■ **Tasks to perform**:
a - Please transcribe the part of the pandemic readiness article that opens with the words containing "In 1994, public" and closes with "thought we’d beat.".
b - Write the next stretch of the article on US pandemic readiness, picking up after its last paragraph.

■ **Document excerpt**:

——

Is the US ready for the next big pandemic?

The Indian military enforcing a quarantine of Surat’s hospital in 1994, during an outbreak of plague in that city. Photo by Laurie Garrett

In 1994, public health experts Laurie Garrett and Stephen Ostroff warned of disturbing trends in global public health: Rising antibiotic resistance, overlooked and underfunded public health infrastructure and a frightening resurgence of old diseases we thought we’d beat.

More than 20 years later, they say many of the threats to our public health, including the threat of a massive epidemic, remain the same.

“Back in 1994 … it was a controversial premise — the notion that we had not defeated infectious diseases, that they would surge back, that we were not comfortably in the age of just thinking about cancer and heart disease,” says Laurie Garrett, senior fellow for global health at the Council on Foreign Relations in New York, “That has completely changed and I think now, from the highest levels of government right on down, people realize that we had a major hubris problem back in the day and that the microbes are constantly mutating and posing new challenges.”

The possibility of epidemic in a highly globalized world, however, is not the only threat to public health. Antibiotic resistance is another issue Stephen Ostroff, acting commissioner of the US Food and Drug Administration, says he’s worried about. 

This isn’t the first time he’s sounded the alarm. In 1994 he told Science Friday, “we're getting into a situation where we went from the pre-antibiotic era, to the antibiotic era, to the post-antibiotic era.”

Now, he says, the post-antibiotic era may have actually arrived. 

“This is a really serious and growing problem,” Ostroff says, “Even at the highest levels of government, you hear now President Obama talking about this, you hear leaders in Europe and the World Health Organization talking about that particular topic. So I'm very hopeful that, with this recognition, that there really is the potential with appropriate investments of resources to be able to do something about this.”

——

■ **Entries provided**:
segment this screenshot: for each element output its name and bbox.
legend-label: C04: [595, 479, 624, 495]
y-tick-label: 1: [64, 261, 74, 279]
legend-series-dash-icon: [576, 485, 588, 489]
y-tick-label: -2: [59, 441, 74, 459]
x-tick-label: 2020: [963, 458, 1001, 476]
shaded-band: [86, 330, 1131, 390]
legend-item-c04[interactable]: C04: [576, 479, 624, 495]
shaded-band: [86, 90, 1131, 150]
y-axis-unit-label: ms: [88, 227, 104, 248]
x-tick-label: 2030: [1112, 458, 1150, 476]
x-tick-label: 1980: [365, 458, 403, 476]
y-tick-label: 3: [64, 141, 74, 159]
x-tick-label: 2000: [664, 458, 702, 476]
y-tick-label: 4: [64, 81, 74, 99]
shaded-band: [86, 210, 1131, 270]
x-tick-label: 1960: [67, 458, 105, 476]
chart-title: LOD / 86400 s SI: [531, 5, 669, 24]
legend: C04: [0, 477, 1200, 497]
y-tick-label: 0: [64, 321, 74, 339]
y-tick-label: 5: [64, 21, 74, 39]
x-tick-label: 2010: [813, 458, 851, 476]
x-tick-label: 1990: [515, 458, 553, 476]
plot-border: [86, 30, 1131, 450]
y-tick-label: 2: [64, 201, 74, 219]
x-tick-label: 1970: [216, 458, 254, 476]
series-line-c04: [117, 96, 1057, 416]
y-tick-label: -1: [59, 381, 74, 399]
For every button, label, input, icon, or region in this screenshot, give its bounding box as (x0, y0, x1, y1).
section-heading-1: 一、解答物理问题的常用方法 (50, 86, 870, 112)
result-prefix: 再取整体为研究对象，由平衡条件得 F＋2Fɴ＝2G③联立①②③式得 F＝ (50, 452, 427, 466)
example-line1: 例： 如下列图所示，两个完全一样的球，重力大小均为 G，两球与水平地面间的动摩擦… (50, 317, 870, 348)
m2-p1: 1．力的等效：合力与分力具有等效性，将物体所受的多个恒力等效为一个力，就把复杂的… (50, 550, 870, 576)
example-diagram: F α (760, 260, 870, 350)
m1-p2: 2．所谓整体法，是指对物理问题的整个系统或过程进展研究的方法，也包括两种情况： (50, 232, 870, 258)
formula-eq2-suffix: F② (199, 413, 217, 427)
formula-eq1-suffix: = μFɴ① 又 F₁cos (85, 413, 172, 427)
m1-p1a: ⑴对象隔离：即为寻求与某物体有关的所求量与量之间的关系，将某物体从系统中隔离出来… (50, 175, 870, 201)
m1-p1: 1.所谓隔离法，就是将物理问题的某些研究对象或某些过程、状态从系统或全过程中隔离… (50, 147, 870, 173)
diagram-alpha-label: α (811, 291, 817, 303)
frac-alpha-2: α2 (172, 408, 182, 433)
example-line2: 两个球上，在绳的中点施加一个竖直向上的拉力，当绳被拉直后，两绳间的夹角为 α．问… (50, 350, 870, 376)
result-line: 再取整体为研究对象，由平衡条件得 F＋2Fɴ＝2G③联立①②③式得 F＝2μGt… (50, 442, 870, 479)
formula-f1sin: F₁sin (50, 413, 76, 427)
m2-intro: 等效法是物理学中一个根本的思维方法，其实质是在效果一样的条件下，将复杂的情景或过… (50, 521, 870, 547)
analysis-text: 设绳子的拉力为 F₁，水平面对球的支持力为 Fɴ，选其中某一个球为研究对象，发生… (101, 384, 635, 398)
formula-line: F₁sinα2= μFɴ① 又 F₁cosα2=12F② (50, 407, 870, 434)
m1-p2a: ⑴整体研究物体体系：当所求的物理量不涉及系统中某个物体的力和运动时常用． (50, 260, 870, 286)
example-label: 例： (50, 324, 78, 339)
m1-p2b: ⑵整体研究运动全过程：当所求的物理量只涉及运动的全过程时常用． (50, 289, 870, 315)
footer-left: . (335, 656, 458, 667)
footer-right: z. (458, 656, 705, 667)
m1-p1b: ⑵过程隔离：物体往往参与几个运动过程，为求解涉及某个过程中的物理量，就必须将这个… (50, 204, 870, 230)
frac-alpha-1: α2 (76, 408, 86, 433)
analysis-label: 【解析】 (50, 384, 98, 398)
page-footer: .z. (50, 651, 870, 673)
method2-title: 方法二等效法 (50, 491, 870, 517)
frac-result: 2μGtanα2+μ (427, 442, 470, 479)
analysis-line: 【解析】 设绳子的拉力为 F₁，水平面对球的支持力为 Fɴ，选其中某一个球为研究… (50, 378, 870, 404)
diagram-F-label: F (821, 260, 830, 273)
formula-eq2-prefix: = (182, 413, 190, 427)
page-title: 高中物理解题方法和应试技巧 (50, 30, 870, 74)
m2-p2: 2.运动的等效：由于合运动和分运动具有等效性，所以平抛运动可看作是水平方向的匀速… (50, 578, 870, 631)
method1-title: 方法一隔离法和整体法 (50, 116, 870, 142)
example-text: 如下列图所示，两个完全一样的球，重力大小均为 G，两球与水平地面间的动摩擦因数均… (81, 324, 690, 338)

——

■ **Answers to the exercises**:
a -
In 1994, public health experts Laurie Garrett and Stephen Ostroff warned of disturbing trends in global public health: Rising antibiotic resistance, overlooked and underfunded public health infrastructure and a frightening resurgence of old diseases we thought we’d beat.

b -
Public health threats, however, are not just related to pandemics or new strains of antibiotic-resistant bacteria. Garrett says what she worries is the way politicians and the public think about threats. 

“That's the story of public health: whack-a-mole,” Garrett says. “We continue to have two trends that just constantly re-emerge: one is government saying, ‘Let’s kick that down the road. You know, we'll deal with it when it's in our face. But we don't really want to put time, energy and money into it before catastrophe.’ And the second is that, when catastrophe hits, the public goes berserk. And every single time the conspiracy theorists come out of the walls … and mobilizing wacko politicians and so on, over and over. And that's true in every country in the world — that's not a uniquely American phenomenon.” 

Ostroff agrees: “We still suffer from a phenomenon of seeing large amounts of resources devoted to a problem while it's very highly visible and everyone is paying attention to it. But the difficulty tends to be sustaining those resources over time.”

Instead of a reactive approach, Ostroff and Garrett say the US should be proactive. 

“The important issue is making sure that we sustain the infrastructure that's necessary all the time because, as you know, these problems tend to come up over and over again and I think that they will continue to do so,” Ostroff says.

This article is based on an interview that aired on PRI's Science Friday.